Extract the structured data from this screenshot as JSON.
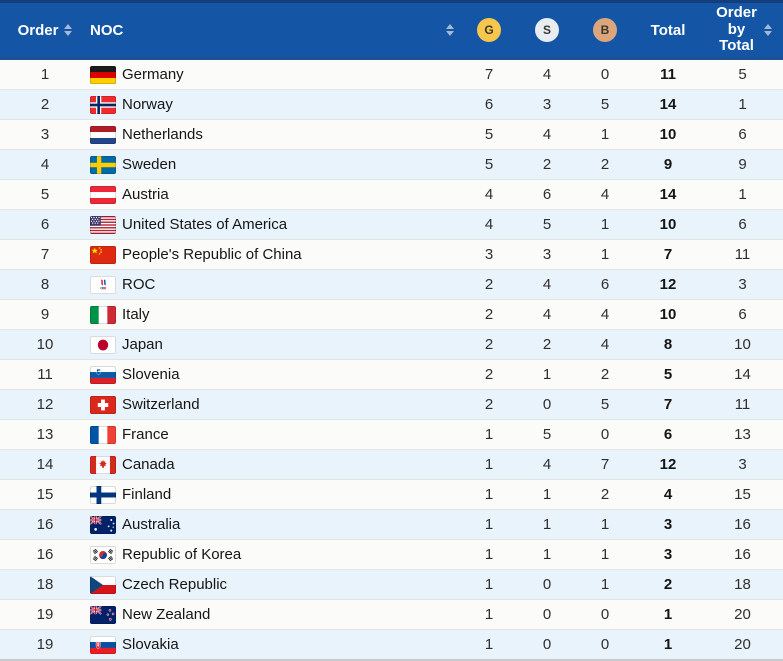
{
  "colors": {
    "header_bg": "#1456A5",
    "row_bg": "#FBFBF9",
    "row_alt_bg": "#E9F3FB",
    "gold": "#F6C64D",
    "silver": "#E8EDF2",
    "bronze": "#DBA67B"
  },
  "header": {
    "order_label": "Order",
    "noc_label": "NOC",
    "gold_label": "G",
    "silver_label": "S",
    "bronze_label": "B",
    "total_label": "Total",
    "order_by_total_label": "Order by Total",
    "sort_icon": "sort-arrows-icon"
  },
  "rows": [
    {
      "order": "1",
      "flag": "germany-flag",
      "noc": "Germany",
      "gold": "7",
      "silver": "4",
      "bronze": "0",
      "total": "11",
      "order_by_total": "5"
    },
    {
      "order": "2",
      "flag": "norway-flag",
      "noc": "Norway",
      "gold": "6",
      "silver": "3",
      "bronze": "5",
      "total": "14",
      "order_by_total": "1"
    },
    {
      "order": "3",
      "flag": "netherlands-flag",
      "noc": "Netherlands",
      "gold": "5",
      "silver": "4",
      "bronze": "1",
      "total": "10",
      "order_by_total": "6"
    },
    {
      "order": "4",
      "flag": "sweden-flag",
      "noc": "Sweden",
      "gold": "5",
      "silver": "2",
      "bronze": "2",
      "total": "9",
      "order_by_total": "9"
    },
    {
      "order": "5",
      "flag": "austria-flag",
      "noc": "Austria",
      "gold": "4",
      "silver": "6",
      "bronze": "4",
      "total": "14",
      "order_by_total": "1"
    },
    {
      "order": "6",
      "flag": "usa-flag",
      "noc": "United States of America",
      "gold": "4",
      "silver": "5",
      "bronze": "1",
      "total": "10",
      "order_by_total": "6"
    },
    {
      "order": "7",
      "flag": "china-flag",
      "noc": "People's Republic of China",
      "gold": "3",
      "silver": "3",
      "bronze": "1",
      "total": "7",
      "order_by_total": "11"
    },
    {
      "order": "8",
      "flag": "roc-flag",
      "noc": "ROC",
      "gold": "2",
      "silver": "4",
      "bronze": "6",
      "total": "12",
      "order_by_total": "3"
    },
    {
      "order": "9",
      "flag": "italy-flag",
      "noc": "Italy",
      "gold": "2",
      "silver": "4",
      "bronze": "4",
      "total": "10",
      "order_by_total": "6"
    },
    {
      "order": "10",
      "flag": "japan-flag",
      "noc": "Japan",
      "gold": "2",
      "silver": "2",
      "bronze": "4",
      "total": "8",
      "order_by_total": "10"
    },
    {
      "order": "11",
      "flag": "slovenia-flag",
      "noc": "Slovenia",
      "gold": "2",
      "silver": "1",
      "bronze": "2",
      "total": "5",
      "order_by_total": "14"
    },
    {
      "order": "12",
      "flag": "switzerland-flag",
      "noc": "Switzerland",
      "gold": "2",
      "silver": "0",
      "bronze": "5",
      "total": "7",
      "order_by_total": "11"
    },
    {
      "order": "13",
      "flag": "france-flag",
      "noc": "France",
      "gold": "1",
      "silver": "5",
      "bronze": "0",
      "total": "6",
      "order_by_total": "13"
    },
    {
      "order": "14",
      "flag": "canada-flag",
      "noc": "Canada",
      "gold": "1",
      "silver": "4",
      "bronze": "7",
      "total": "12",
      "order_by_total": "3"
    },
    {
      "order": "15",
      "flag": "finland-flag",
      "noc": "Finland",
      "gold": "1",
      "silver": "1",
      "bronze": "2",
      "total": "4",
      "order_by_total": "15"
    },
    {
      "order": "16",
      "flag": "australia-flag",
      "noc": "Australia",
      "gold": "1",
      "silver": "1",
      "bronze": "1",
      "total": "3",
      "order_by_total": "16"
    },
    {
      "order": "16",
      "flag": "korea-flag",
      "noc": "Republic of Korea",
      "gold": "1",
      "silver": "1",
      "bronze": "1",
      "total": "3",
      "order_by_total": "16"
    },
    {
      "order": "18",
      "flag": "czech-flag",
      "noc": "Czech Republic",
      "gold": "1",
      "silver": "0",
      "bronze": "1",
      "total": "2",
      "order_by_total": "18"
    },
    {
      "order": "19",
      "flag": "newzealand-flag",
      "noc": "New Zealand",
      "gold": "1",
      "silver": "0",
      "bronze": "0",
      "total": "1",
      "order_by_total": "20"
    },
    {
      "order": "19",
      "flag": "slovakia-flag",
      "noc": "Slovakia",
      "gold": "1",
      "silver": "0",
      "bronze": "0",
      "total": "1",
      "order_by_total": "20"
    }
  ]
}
§ §
- **Job**
Pictures in the records above should not be copied. Repeat everything else exactly.

- **Answer to this problem**
Extract the structured data from this screenshot as JSON.
{
  "colors": {
    "header_bg": "#1456A5",
    "row_bg": "#FBFBF9",
    "row_alt_bg": "#E9F3FB",
    "gold": "#F6C64D",
    "silver": "#E8EDF2",
    "bronze": "#DBA67B"
  },
  "header": {
    "order_label": "Order",
    "noc_label": "NOC",
    "gold_label": "G",
    "silver_label": "S",
    "bronze_label": "B",
    "total_label": "Total",
    "order_by_total_label": "Order by Total",
    "sort_icon": "sort-arrows-icon"
  },
  "rows": [
    {
      "order": "1",
      "flag": "germany-flag",
      "noc": "Germany",
      "gold": "7",
      "silver": "4",
      "bronze": "0",
      "total": "11",
      "order_by_total": "5"
    },
    {
      "order": "2",
      "flag": "norway-flag",
      "noc": "Norway",
      "gold": "6",
      "silver": "3",
      "bronze": "5",
      "total": "14",
      "order_by_total": "1"
    },
    {
      "order": "3",
      "flag": "netherlands-flag",
      "noc": "Netherlands",
      "gold": "5",
      "silver": "4",
      "bronze": "1",
      "total": "10",
      "order_by_total": "6"
    },
    {
      "order": "4",
      "flag": "sweden-flag",
      "noc": "Sweden",
      "gold": "5",
      "silver": "2",
      "bronze": "2",
      "total": "9",
      "order_by_total": "9"
    },
    {
      "order": "5",
      "flag": "austria-flag",
      "noc": "Austria",
      "gold": "4",
      "silver": "6",
      "bronze": "4",
      "total": "14",
      "order_by_total": "1"
    },
    {
      "order": "6",
      "flag": "usa-flag",
      "noc": "United States of America",
      "gold": "4",
      "silver": "5",
      "bronze": "1",
      "total": "10",
      "order_by_total": "6"
    },
    {
      "order": "7",
      "flag": "china-flag",
      "noc": "People's Republic of China",
      "gold": "3",
      "silver": "3",
      "bronze": "1",
      "total": "7",
      "order_by_total": "11"
    },
    {
      "order": "8",
      "flag": "roc-flag",
      "noc": "ROC",
      "gold": "2",
      "silver": "4",
      "bronze": "6",
      "total": "12",
      "order_by_total": "3"
    },
    {
      "order": "9",
      "flag": "italy-flag",
      "noc": "Italy",
      "gold": "2",
      "silver": "4",
      "bronze": "4",
      "total": "10",
      "order_by_total": "6"
    },
    {
      "order": "10",
      "flag": "japan-flag",
      "noc": "Japan",
      "gold": "2",
      "silver": "2",
      "bronze": "4",
      "total": "8",
      "order_by_total": "10"
    },
    {
      "order": "11",
      "flag": "slovenia-flag",
      "noc": "Slovenia",
      "gold": "2",
      "silver": "1",
      "bronze": "2",
      "total": "5",
      "order_by_total": "14"
    },
    {
      "order": "12",
      "flag": "switzerland-flag",
      "noc": "Switzerland",
      "gold": "2",
      "silver": "0",
      "bronze": "5",
      "total": "7",
      "order_by_total": "11"
    },
    {
      "order": "13",
      "flag": "france-flag",
      "noc": "France",
      "gold": "1",
      "silver": "5",
      "bronze": "0",
      "total": "6",
      "order_by_total": "13"
    },
    {
      "order": "14",
      "flag": "canada-flag",
      "noc": "Canada",
      "gold": "1",
      "silver": "4",
      "bronze": "7",
      "total": "12",
      "order_by_total": "3"
    },
    {
      "order": "15",
      "flag": "finland-flag",
      "noc": "Finland",
      "gold": "1",
      "silver": "1",
      "bronze": "2",
      "total": "4",
      "order_by_total": "15"
    },
    {
      "order": "16",
      "flag": "australia-flag",
      "noc": "Australia",
      "gold": "1",
      "silver": "1",
      "bronze": "1",
      "total": "3",
      "order_by_total": "16"
    },
    {
      "order": "16",
      "flag": "korea-flag",
      "noc": "Republic of Korea",
      "gold": "1",
      "silver": "1",
      "bronze": "1",
      "total": "3",
      "order_by_total": "16"
    },
    {
      "order": "18",
      "flag": "czech-flag",
      "noc": "Czech Republic",
      "gold": "1",
      "silver": "0",
      "bronze": "1",
      "total": "2",
      "order_by_total": "18"
    },
    {
      "order": "19",
      "flag": "newzealand-flag",
      "noc": "New Zealand",
      "gold": "1",
      "silver": "0",
      "bronze": "0",
      "total": "1",
      "order_by_total": "20"
    },
    {
      "order": "19",
      "flag": "slovakia-flag",
      "noc": "Slovakia",
      "gold": "1",
      "silver": "0",
      "bronze": "0",
      "total": "1",
      "order_by_total": "20"
    }
  ]
}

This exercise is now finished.